▸ PASSAGE PROVIDED:

===

Abstract
Abstract. Cloud droplet number concentration (CDNC) is an important microphysical property of liquid clouds that impacts radiative forcing, precipitation and is pivotal for understanding cloud–aerosol interactions. Current studies of this parameter at global scales with satellite observations are still challenging, especially because retrieval algorithms developed for passive sensors (i.e., MODerate Resolution Imaging Spectroradiometer (MODIS)/Aqua) have to rely on the assumption of cloud adiabatic growth. The active sensor component of the A-Train constellation (i.e., Cloud-Aerosol Lidar with Orthogonal Polarization (CALIOP)/CALIPSO) allows retrievals of CDNC from depolarization measurements at 532 nm. For such a case, the retrieval does not rely on the adiabatic assumption but instead must use a priori information on effective radius (re), which can be obtained from other passive sensors. In this paper, re values obtained from MODIS/Aqua and Polarization and Directionality of the Earth Reflectance (POLDER)/PARASOL (two passive sensors, components of the A-Train) are used to constrain CDNC retrievals from CALIOP. Intercomparison of CDNC products retrieved from MODIS and CALIOP sensors is performed, and the impacts of cloud entrainment, drizzling, horizontal heterogeneity and effective radius are discussed. By analyzing the strengths and weaknesses of different retrieval techniques, this study aims to better understand global CDNC distribution and eventually determine cloud structure and atmospheric conditions in which they develop. The improved understanding of CDNC can contribute to future studies of global cloud–aerosol–precipitation interaction and parameterization of clouds in global climate models (GCMs).

===

▸ SUPPLIED RECORDS:
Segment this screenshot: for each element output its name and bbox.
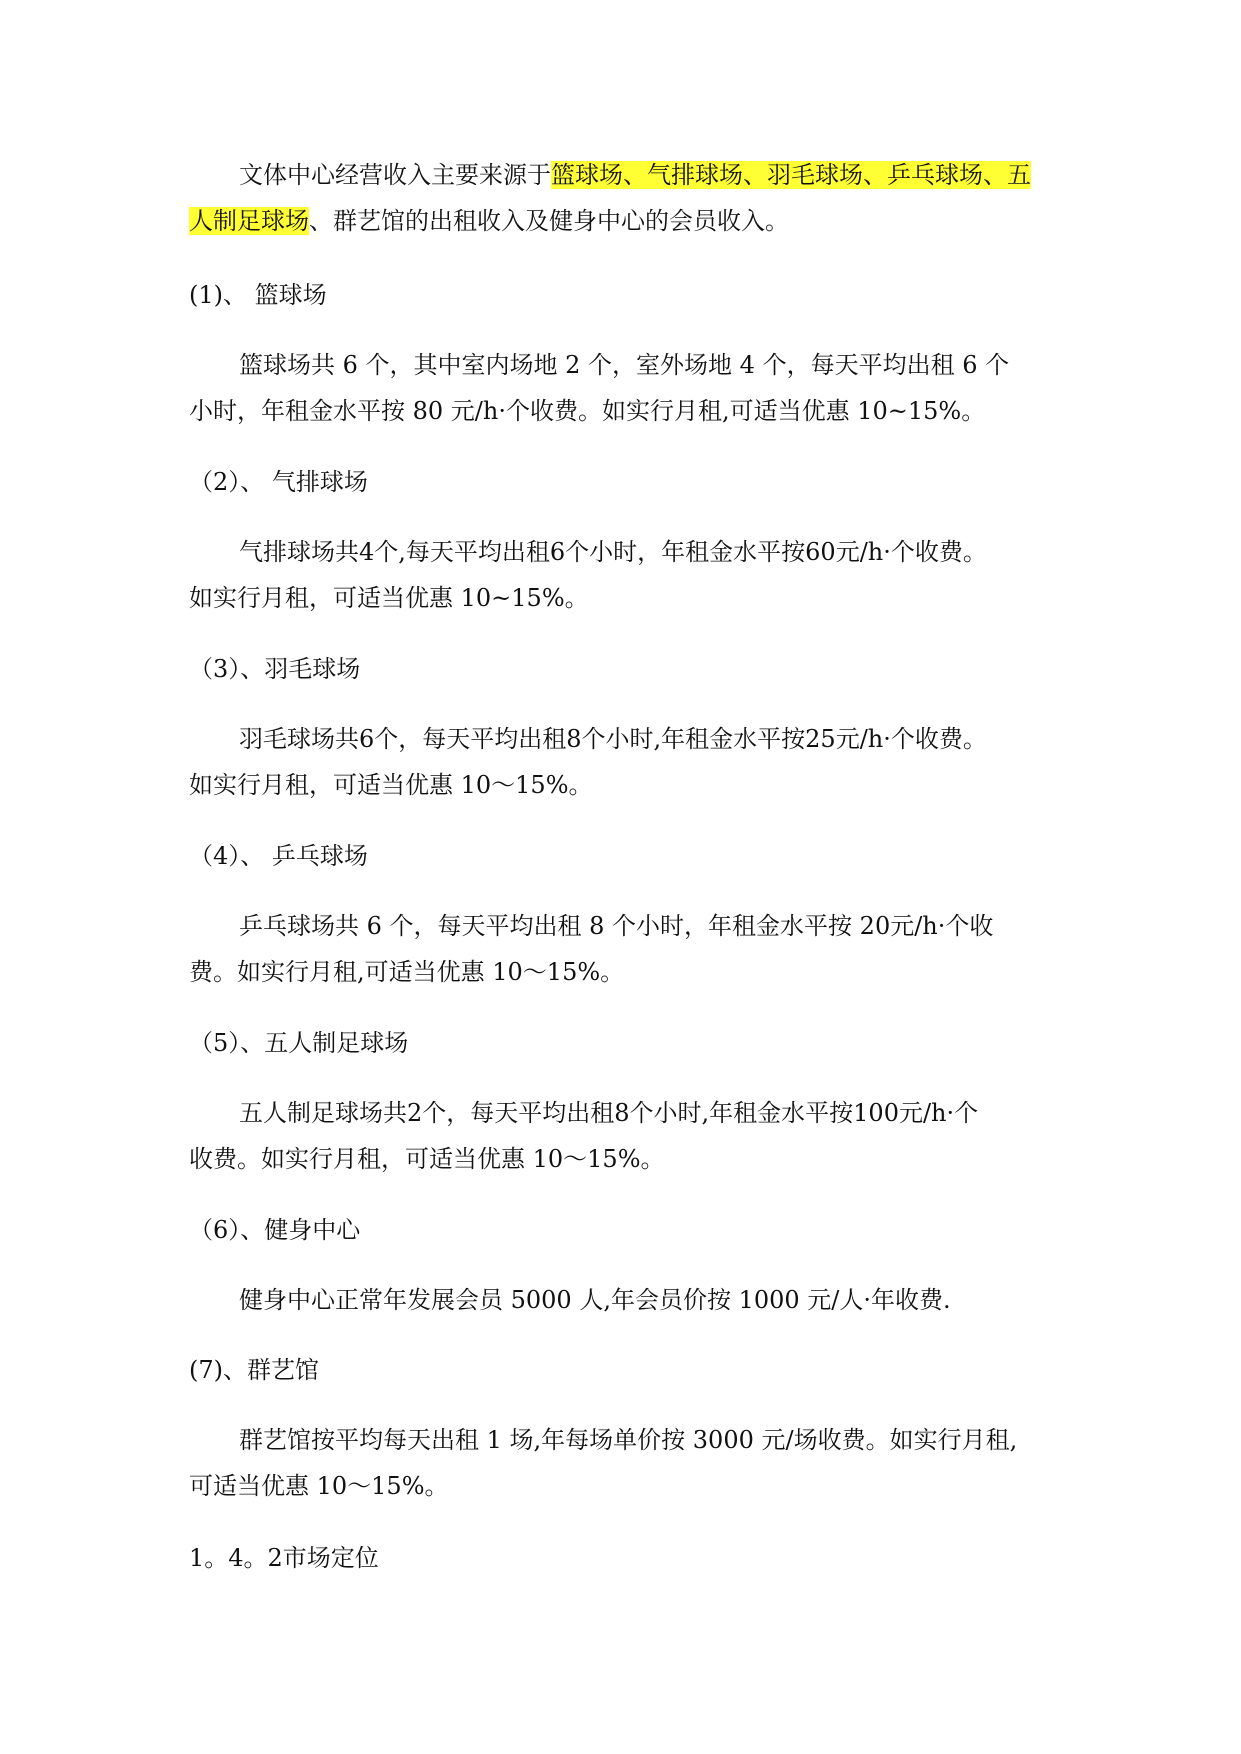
paragraph-line: 乒乓球场共 6 个，每天平均出租 8 个小时，年租金水平按 20元/h·个收 xyxy=(239,912,994,940)
paragraph-line: 篮球场共 6 个，其中室内场地 2 个，室外场地 4 个，每天平均出租 6 个 xyxy=(239,351,1010,379)
paragraph-line: 羽毛球场共6个，每天平均出租8个小时,年租金水平按25元/h·个收费。 xyxy=(239,725,987,753)
paragraph-line: 如实行月租，可适当优惠 10～15%。 xyxy=(189,771,593,799)
paragraph-line: 五人制足球场共2个，每天平均出租8个小时,年租金水平按100元/h·个 xyxy=(239,1099,979,1127)
paragraph-line: 可适当优惠 10～15%。 xyxy=(189,1472,449,1500)
intro-text: 、群艺馆的出租收入及健身中心的会员收入。 xyxy=(309,207,789,235)
intro-line-2 xyxy=(189,203,1059,239)
section-heading: （6）、健身中心 xyxy=(189,1216,361,1244)
paragraph-line: 收费。如实行月租，可适当优惠 10～15%。 xyxy=(189,1145,665,1173)
paragraph-line: 费。如实行月租,可适当优惠 10～15%。 xyxy=(189,958,625,986)
section-heading: （3）、羽毛球场 xyxy=(189,655,361,683)
section-heading: （4）、 乒乓球场 xyxy=(189,842,368,870)
paragraph-line: 小时，年租金水平按 80 元/h·个收费。如实行月租,可适当优惠 10~15%。 xyxy=(189,397,986,425)
highlighted-text: 人制足球场 xyxy=(189,207,309,235)
section-heading: （5）、五人制足球场 xyxy=(189,1029,409,1057)
intro-line-1 xyxy=(239,157,1109,193)
section-heading: （2）、 气排球场 xyxy=(189,468,368,496)
paragraph-line: 如实行月租，可适当优惠 10~15%。 xyxy=(189,584,589,612)
subsection-heading: 1。4。2市场定位 xyxy=(189,1544,379,1572)
paragraph-line: 健身中心正常年发展会员 5000 人,年会员价按 1000 元/人·年收费. xyxy=(239,1286,951,1314)
paragraph-line: 气排球场共4个,每天平均出租6个小时，年租金水平按60元/h·个收费。 xyxy=(239,538,987,566)
highlighted-text: 篮球场、气排球场、羽毛球场、乒乓球场、五 xyxy=(551,161,1031,189)
intro-text: 文体中心经营收入主要来源于 xyxy=(239,161,551,189)
section-heading: (7)、群艺馆 xyxy=(189,1356,319,1384)
paragraph-line: 群艺馆按平均每天出租 1 场,年每场单价按 3000 元/场收费。如实行月租, xyxy=(239,1426,1018,1454)
section-heading: (1)、 篮球场 xyxy=(189,281,327,309)
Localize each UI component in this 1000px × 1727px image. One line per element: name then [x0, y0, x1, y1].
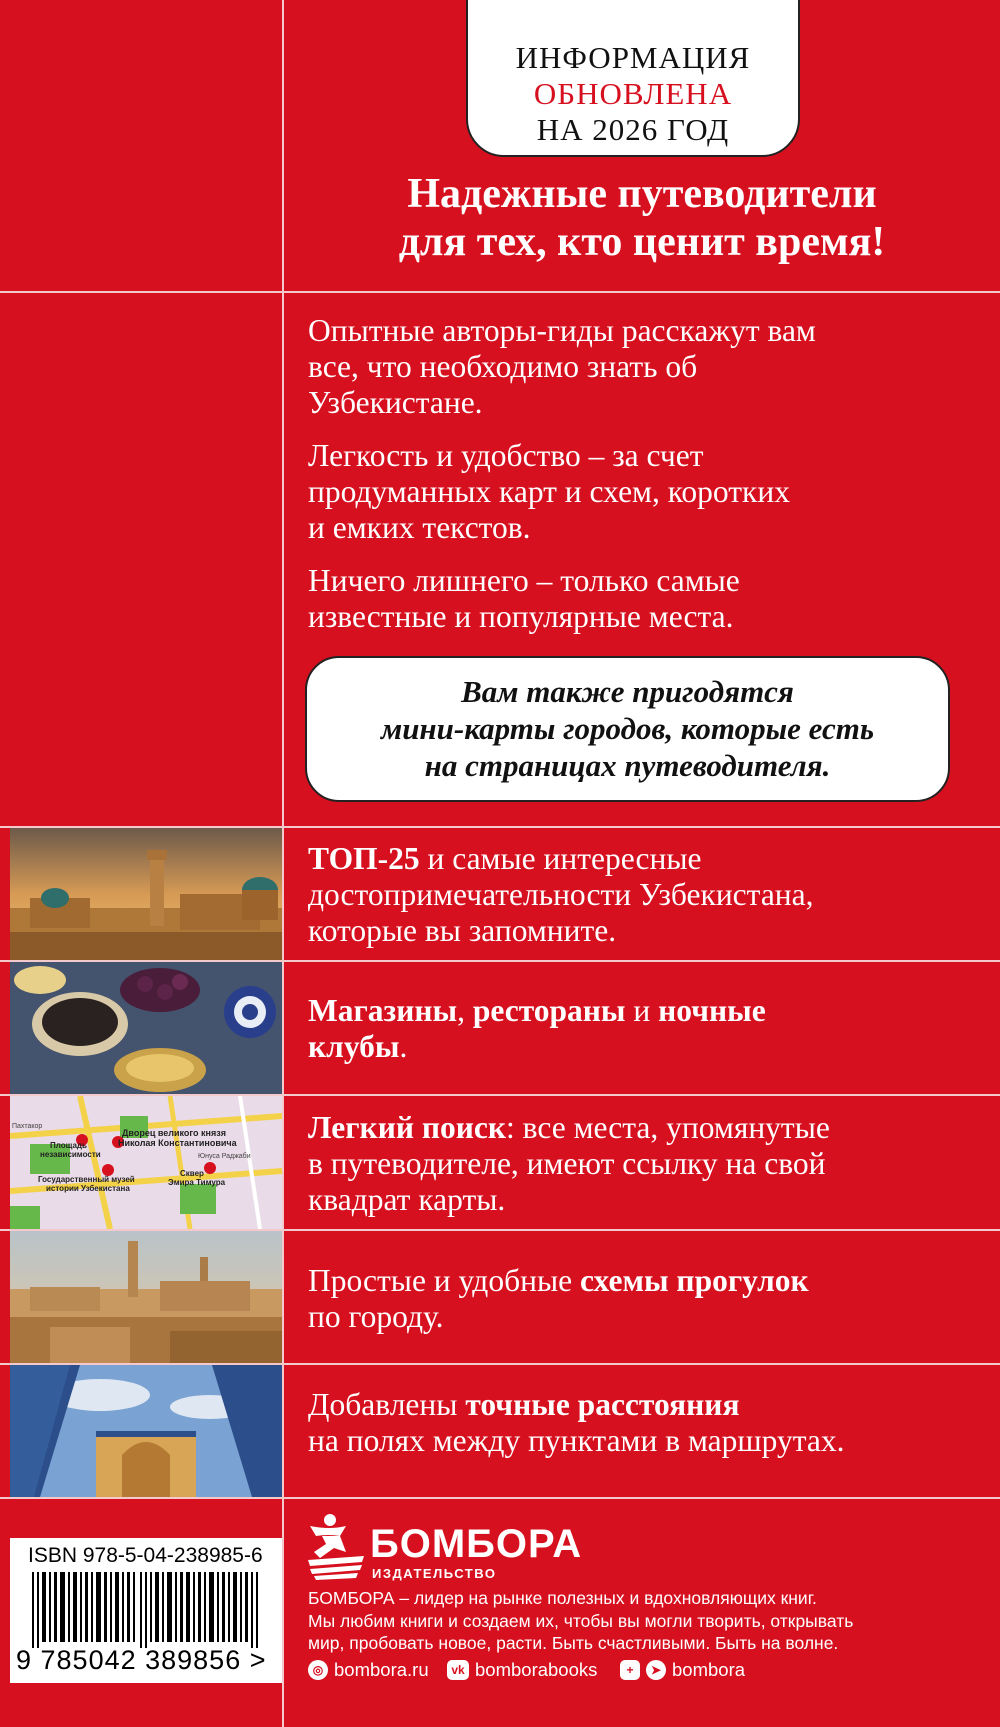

===

▸ EXERCISE REQUIREMENTS:
a: According to the abstract, at what wavelength does CALIOP take the depolarization measurements used to retrieve cloud droplet number concentration?
b: Copy out the stretch of the records from the line containing "paragraph-line: 乒乓球场共 6" through the end of the records, word for word. Leave the pictures out.

▸ SOLUTIONS BELOW:
a: 532 nm.

b:
paragraph-line: 乒乓球场共 6 个，每天平均出租 8 个小时，年租金水平按 20元/h·个收 xyxy=(239,912,994,940)
paragraph-line: 篮球场共 6 个，其中室内场地 2 个，室外场地 4 个，每天平均出租 6 个 xyxy=(239,351,1010,379)
paragraph-line: 羽毛球场共6个，每天平均出租8个小时,年租金水平按25元/h·个收费。 xyxy=(239,725,987,753)
paragraph-line: 如实行月租，可适当优惠 10～15%。 xyxy=(189,771,593,799)
paragraph-line: 五人制足球场共2个，每天平均出租8个小时,年租金水平按100元/h·个 xyxy=(239,1099,979,1127)
paragraph-line: 可适当优惠 10～15%。 xyxy=(189,1472,449,1500)
intro-text: 、群艺馆的出租收入及健身中心的会员收入。 xyxy=(309,207,789,235)
intro-line-2 xyxy=(189,203,1059,239)
section-heading: （6）、健身中心 xyxy=(189,1216,361,1244)
paragraph-line: 收费。如实行月租，可适当优惠 10～15%。 xyxy=(189,1145,665,1173)
paragraph-line: 费。如实行月租,可适当优惠 10～15%。 xyxy=(189,958,625,986)
section-heading: （3）、羽毛球场 xyxy=(189,655,361,683)
section-heading: （4）、 乒乓球场 xyxy=(189,842,368,870)
paragraph-line: 小时，年租金水平按 80 元/h·个收费。如实行月租,可适当优惠 10~15%。 xyxy=(189,397,986,425)
highlighted-text: 人制足球场 xyxy=(189,207,309,235)
section-heading: （5）、五人制足球场 xyxy=(189,1029,409,1057)
intro-line-1 xyxy=(239,157,1109,193)
section-heading: （2）、 气排球场 xyxy=(189,468,368,496)
paragraph-line: 如实行月租，可适当优惠 10~15%。 xyxy=(189,584,589,612)
subsection-heading: 1。4。2市场定位 xyxy=(189,1544,379,1572)
paragraph-line: 健身中心正常年发展会员 5000 人,年会员价按 1000 元/人·年收费. xyxy=(239,1286,951,1314)
paragraph-line: 气排球场共4个,每天平均出租6个小时，年租金水平按60元/h·个收费。 xyxy=(239,538,987,566)
highlighted-text: 篮球场、气排球场、羽毛球场、乒乓球场、五 xyxy=(551,161,1031,189)
intro-text: 文体中心经营收入主要来源于 xyxy=(239,161,551,189)
section-heading: (7)、群艺馆 xyxy=(189,1356,319,1384)
paragraph-line: 群艺馆按平均每天出租 1 场,年每场单价按 3000 元/场收费。如实行月租, xyxy=(239,1426,1018,1454)
section-heading: (1)、 篮球场 xyxy=(189,281,327,309)
Localize each UI component in this 1000px × 1727px image. One line per element: name then [x0, y0, x1, y1].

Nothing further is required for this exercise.